- What is needed
Copy each of the rows below word for word, without changing anything.

++++++

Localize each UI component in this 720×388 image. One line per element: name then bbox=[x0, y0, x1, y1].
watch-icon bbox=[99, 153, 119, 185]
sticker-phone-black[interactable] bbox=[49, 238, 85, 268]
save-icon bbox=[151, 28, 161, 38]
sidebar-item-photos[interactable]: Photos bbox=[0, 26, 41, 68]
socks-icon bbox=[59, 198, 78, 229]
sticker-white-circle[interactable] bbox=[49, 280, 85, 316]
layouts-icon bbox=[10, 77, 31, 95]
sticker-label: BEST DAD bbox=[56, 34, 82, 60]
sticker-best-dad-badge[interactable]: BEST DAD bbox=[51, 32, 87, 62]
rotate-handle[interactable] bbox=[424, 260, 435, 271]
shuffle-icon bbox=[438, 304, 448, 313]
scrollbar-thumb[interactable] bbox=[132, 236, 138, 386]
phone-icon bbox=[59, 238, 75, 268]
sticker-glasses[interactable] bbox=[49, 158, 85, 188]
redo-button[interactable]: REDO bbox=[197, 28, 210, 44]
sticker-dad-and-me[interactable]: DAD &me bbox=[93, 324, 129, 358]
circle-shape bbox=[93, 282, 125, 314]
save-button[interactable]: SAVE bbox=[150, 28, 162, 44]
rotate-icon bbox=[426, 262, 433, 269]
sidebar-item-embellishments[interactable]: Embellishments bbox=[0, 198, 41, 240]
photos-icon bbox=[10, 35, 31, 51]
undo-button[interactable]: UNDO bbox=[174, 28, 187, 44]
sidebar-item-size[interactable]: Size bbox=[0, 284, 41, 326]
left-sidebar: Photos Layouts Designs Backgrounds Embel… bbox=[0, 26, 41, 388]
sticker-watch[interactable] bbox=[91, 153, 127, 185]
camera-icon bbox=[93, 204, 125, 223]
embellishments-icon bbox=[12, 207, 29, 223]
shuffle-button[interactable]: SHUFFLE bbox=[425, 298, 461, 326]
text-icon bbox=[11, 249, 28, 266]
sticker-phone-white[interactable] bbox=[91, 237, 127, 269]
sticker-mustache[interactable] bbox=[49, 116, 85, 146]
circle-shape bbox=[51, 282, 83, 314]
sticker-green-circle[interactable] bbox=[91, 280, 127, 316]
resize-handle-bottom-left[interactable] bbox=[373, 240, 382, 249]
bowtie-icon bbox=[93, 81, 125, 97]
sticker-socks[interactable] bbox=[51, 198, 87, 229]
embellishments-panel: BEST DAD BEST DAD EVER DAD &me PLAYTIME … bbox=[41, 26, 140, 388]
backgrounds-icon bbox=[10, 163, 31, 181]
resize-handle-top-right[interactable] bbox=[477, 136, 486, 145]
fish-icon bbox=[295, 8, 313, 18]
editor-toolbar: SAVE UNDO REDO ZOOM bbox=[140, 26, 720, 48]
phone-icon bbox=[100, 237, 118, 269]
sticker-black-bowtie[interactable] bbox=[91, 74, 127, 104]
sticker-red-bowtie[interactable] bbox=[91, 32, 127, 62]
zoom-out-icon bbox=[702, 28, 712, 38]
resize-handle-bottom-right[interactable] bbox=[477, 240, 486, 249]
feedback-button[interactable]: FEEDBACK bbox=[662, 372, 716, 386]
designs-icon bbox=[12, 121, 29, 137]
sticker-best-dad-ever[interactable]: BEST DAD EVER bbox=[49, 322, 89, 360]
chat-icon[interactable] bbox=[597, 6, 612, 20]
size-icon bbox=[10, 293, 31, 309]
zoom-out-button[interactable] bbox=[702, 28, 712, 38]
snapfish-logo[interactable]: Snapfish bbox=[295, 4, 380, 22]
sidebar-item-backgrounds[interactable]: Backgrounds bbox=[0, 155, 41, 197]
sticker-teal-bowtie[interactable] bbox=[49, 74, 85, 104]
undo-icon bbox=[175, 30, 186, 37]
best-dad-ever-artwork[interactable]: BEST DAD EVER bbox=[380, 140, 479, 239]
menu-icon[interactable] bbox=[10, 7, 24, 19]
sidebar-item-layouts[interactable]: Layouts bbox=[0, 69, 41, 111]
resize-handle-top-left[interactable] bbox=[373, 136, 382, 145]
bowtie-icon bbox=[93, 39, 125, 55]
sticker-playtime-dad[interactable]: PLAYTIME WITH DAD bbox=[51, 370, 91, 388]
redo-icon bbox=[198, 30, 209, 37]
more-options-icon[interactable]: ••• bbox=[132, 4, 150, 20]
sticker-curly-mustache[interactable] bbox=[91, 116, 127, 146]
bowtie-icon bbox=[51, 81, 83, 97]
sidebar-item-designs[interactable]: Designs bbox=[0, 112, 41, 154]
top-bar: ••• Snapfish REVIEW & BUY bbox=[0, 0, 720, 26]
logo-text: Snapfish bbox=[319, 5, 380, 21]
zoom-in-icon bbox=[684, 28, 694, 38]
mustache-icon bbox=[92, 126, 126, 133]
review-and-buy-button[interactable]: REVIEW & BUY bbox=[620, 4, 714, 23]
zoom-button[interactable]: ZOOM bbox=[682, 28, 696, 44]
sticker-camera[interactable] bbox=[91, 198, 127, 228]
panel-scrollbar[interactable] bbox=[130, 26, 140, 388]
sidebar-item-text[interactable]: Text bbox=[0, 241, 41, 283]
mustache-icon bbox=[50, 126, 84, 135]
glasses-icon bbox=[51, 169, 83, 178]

++++++

- Result below
Localize each UI component in this 720×388 image. One line per element: name then bbox=[x0, y0, x1, y1].
watch-icon bbox=[99, 153, 119, 185]
sticker-phone-black[interactable] bbox=[49, 238, 85, 268]
save-icon bbox=[151, 28, 161, 38]
sidebar-item-photos[interactable]: Photos bbox=[0, 26, 41, 68]
socks-icon bbox=[59, 198, 78, 229]
sticker-white-circle[interactable] bbox=[49, 280, 85, 316]
layouts-icon bbox=[10, 77, 31, 95]
sticker-label: BEST DAD bbox=[56, 34, 82, 60]
sticker-best-dad-badge[interactable]: BEST DAD bbox=[51, 32, 87, 62]
rotate-handle[interactable] bbox=[424, 260, 435, 271]
shuffle-icon bbox=[438, 304, 448, 313]
scrollbar-thumb[interactable] bbox=[132, 236, 138, 386]
phone-icon bbox=[59, 238, 75, 268]
sticker-glasses[interactable] bbox=[49, 158, 85, 188]
redo-button[interactable]: REDO bbox=[197, 28, 210, 44]
sticker-dad-and-me[interactable]: DAD &me bbox=[93, 324, 129, 358]
circle-shape bbox=[93, 282, 125, 314]
save-button[interactable]: SAVE bbox=[150, 28, 162, 44]
rotate-icon bbox=[426, 262, 433, 269]
sidebar-item-embellishments[interactable]: Embellishments bbox=[0, 198, 41, 240]
photos-icon bbox=[10, 35, 31, 51]
undo-button[interactable]: UNDO bbox=[174, 28, 187, 44]
sidebar-item-size[interactable]: Size bbox=[0, 284, 41, 326]
left-sidebar: Photos Layouts Designs Backgrounds Embel… bbox=[0, 26, 41, 388]
sticker-watch[interactable] bbox=[91, 153, 127, 185]
camera-icon bbox=[93, 204, 125, 223]
embellishments-icon bbox=[12, 207, 29, 223]
shuffle-button[interactable]: SHUFFLE bbox=[425, 298, 461, 326]
text-icon bbox=[11, 249, 28, 266]
sticker-phone-white[interactable] bbox=[91, 237, 127, 269]
sticker-mustache[interactable] bbox=[49, 116, 85, 146]
circle-shape bbox=[51, 282, 83, 314]
sticker-green-circle[interactable] bbox=[91, 280, 127, 316]
resize-handle-bottom-left[interactable] bbox=[373, 240, 382, 249]
bowtie-icon bbox=[93, 81, 125, 97]
sticker-socks[interactable] bbox=[51, 198, 87, 229]
embellishments-panel: BEST DAD BEST DAD EVER DAD &me PLAYTIME … bbox=[41, 26, 140, 388]
backgrounds-icon bbox=[10, 163, 31, 181]
resize-handle-top-right[interactable] bbox=[477, 136, 486, 145]
fish-icon bbox=[295, 8, 313, 18]
editor-toolbar: SAVE UNDO REDO ZOOM bbox=[140, 26, 720, 48]
phone-icon bbox=[100, 237, 118, 269]
sticker-black-bowtie[interactable] bbox=[91, 74, 127, 104]
sticker-red-bowtie[interactable] bbox=[91, 32, 127, 62]
zoom-out-icon bbox=[702, 28, 712, 38]
resize-handle-bottom-right[interactable] bbox=[477, 240, 486, 249]
feedback-button[interactable]: FEEDBACK bbox=[662, 372, 716, 386]
designs-icon bbox=[12, 121, 29, 137]
sticker-best-dad-ever[interactable]: BEST DAD EVER bbox=[49, 322, 89, 360]
chat-icon[interactable] bbox=[597, 6, 612, 20]
size-icon bbox=[10, 293, 31, 309]
zoom-out-button[interactable] bbox=[702, 28, 712, 38]
snapfish-logo[interactable]: Snapfish bbox=[295, 4, 380, 22]
sidebar-item-backgrounds[interactable]: Backgrounds bbox=[0, 155, 41, 197]
sticker-teal-bowtie[interactable] bbox=[49, 74, 85, 104]
undo-icon bbox=[175, 30, 186, 37]
best-dad-ever-artwork[interactable]: BEST DAD EVER bbox=[380, 140, 479, 239]
menu-icon[interactable] bbox=[10, 7, 24, 19]
sidebar-item-layouts[interactable]: Layouts bbox=[0, 69, 41, 111]
resize-handle-top-left[interactable] bbox=[373, 136, 382, 145]
bowtie-icon bbox=[93, 39, 125, 55]
sticker-playtime-dad[interactable]: PLAYTIME WITH DAD bbox=[51, 370, 91, 388]
redo-icon bbox=[198, 30, 209, 37]
more-options-icon[interactable]: ••• bbox=[132, 4, 150, 20]
sticker-curly-mustache[interactable] bbox=[91, 116, 127, 146]
bowtie-icon bbox=[51, 81, 83, 97]
sidebar-item-designs[interactable]: Designs bbox=[0, 112, 41, 154]
top-bar: ••• Snapfish REVIEW & BUY bbox=[0, 0, 720, 26]
logo-text: Snapfish bbox=[319, 5, 380, 21]
zoom-in-icon bbox=[684, 28, 694, 38]
mustache-icon bbox=[92, 126, 126, 133]
review-and-buy-button[interactable]: REVIEW & BUY bbox=[620, 4, 714, 23]
zoom-button[interactable]: ZOOM bbox=[682, 28, 696, 44]
sticker-camera[interactable] bbox=[91, 198, 127, 228]
panel-scrollbar[interactable] bbox=[130, 26, 140, 388]
sidebar-item-text[interactable]: Text bbox=[0, 241, 41, 283]
mustache-icon bbox=[50, 126, 84, 135]
glasses-icon bbox=[51, 169, 83, 178]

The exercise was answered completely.